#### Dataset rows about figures
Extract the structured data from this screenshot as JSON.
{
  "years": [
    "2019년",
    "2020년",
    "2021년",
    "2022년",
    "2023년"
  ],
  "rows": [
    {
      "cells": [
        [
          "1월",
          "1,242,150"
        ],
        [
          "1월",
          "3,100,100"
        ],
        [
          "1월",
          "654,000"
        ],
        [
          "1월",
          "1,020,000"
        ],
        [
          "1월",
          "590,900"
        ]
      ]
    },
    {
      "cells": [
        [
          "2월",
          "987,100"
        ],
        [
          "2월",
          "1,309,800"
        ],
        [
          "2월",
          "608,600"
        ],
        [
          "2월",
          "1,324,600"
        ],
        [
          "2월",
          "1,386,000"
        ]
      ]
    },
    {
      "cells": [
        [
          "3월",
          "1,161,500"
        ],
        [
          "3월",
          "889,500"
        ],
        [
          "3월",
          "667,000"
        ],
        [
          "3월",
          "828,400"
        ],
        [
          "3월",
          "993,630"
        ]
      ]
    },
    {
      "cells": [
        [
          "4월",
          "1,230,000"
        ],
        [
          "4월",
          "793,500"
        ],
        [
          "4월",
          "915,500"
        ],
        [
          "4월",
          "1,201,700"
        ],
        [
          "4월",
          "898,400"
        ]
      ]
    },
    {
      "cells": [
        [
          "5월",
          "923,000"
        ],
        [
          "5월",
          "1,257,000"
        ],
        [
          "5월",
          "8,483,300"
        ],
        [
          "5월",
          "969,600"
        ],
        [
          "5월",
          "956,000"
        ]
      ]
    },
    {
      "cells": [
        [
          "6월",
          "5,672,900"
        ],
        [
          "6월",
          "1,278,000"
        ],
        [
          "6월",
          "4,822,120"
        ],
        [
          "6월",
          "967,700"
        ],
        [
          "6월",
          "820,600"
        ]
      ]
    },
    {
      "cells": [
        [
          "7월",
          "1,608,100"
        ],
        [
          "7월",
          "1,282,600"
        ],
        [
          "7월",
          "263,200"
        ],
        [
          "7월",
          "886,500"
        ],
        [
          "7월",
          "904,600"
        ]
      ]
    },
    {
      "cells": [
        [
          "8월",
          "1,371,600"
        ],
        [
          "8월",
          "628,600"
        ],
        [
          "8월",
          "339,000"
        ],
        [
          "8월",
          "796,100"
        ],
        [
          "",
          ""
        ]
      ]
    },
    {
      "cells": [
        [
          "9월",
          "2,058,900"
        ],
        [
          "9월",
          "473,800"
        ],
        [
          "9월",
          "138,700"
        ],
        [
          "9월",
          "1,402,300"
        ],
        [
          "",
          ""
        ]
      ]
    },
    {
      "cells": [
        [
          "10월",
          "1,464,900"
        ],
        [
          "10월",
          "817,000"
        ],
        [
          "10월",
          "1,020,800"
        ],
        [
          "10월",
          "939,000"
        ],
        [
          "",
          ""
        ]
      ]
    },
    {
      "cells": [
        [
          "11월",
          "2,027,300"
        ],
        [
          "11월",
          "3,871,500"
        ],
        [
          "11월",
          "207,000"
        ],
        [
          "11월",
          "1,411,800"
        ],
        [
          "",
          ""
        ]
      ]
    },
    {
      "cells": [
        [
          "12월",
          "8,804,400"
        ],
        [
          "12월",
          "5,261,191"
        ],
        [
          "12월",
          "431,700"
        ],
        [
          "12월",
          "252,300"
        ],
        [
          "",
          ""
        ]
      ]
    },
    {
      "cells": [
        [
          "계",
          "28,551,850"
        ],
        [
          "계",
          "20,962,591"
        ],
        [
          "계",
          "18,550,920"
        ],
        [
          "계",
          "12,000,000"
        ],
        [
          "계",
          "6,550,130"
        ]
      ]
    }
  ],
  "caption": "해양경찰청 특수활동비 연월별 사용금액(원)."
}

#### Given problem
Repeat back the data above, exact to the last character.

#### Solution to the exercise
Extract the structured data from this screenshot as JSON.
{
  "years": [
    "2019년",
    "2020년",
    "2021년",
    "2022년",
    "2023년"
  ],
  "rows": [
    {
      "cells": [
        [
          "1월",
          "1,242,150"
        ],
        [
          "1월",
          "3,100,100"
        ],
        [
          "1월",
          "654,000"
        ],
        [
          "1월",
          "1,020,000"
        ],
        [
          "1월",
          "590,900"
        ]
      ]
    },
    {
      "cells": [
        [
          "2월",
          "987,100"
        ],
        [
          "2월",
          "1,309,800"
        ],
        [
          "2월",
          "608,600"
        ],
        [
          "2월",
          "1,324,600"
        ],
        [
          "2월",
          "1,386,000"
        ]
      ]
    },
    {
      "cells": [
        [
          "3월",
          "1,161,500"
        ],
        [
          "3월",
          "889,500"
        ],
        [
          "3월",
          "667,000"
        ],
        [
          "3월",
          "828,400"
        ],
        [
          "3월",
          "993,630"
        ]
      ]
    },
    {
      "cells": [
        [
          "4월",
          "1,230,000"
        ],
        [
          "4월",
          "793,500"
        ],
        [
          "4월",
          "915,500"
        ],
        [
          "4월",
          "1,201,700"
        ],
        [
          "4월",
          "898,400"
        ]
      ]
    },
    {
      "cells": [
        [
          "5월",
          "923,000"
        ],
        [
          "5월",
          "1,257,000"
        ],
        [
          "5월",
          "8,483,300"
        ],
        [
          "5월",
          "969,600"
        ],
        [
          "5월",
          "956,000"
        ]
      ]
    },
    {
      "cells": [
        [
          "6월",
          "5,672,900"
        ],
        [
          "6월",
          "1,278,000"
        ],
        [
          "6월",
          "4,822,120"
        ],
        [
          "6월",
          "967,700"
        ],
        [
          "6월",
          "820,600"
        ]
      ]
    },
    {
      "cells": [
        [
          "7월",
          "1,608,100"
        ],
        [
          "7월",
          "1,282,600"
        ],
        [
          "7월",
          "263,200"
        ],
        [
          "7월",
          "886,500"
        ],
        [
          "7월",
          "904,600"
        ]
      ]
    },
    {
      "cells": [
        [
          "8월",
          "1,371,600"
        ],
        [
          "8월",
          "628,600"
        ],
        [
          "8월",
          "339,000"
        ],
        [
          "8월",
          "796,100"
        ],
        [
          "",
          ""
        ]
      ]
    },
    {
      "cells": [
        [
          "9월",
          "2,058,900"
        ],
        [
          "9월",
          "473,800"
        ],
        [
          "9월",
          "138,700"
        ],
        [
          "9월",
          "1,402,300"
        ],
        [
          "",
          ""
        ]
      ]
    },
    {
      "cells": [
        [
          "10월",
          "1,464,900"
        ],
        [
          "10월",
          "817,000"
        ],
        [
          "10월",
          "1,020,800"
        ],
        [
          "10월",
          "939,000"
        ],
        [
          "",
          ""
        ]
      ]
    },
    {
      "cells": [
        [
          "11월",
          "2,027,300"
        ],
        [
          "11월",
          "3,871,500"
        ],
        [
          "11월",
          "207,000"
        ],
        [
          "11월",
          "1,411,800"
        ],
        [
          "",
          ""
        ]
      ]
    },
    {
      "cells": [
        [
          "12월",
          "8,804,400"
        ],
        [
          "12월",
          "5,261,191"
        ],
        [
          "12월",
          "431,700"
        ],
        [
          "12월",
          "252,300"
        ],
        [
          "",
          ""
        ]
      ]
    },
    {
      "cells": [
        [
          "계",
          "28,551,850"
        ],
        [
          "계",
          "20,962,591"
        ],
        [
          "계",
          "18,550,920"
        ],
        [
          "계",
          "12,000,000"
        ],
        [
          "계",
          "6,550,130"
        ]
      ]
    }
  ],
  "caption": "해양경찰청 특수활동비 연월별 사용금액(원)."
}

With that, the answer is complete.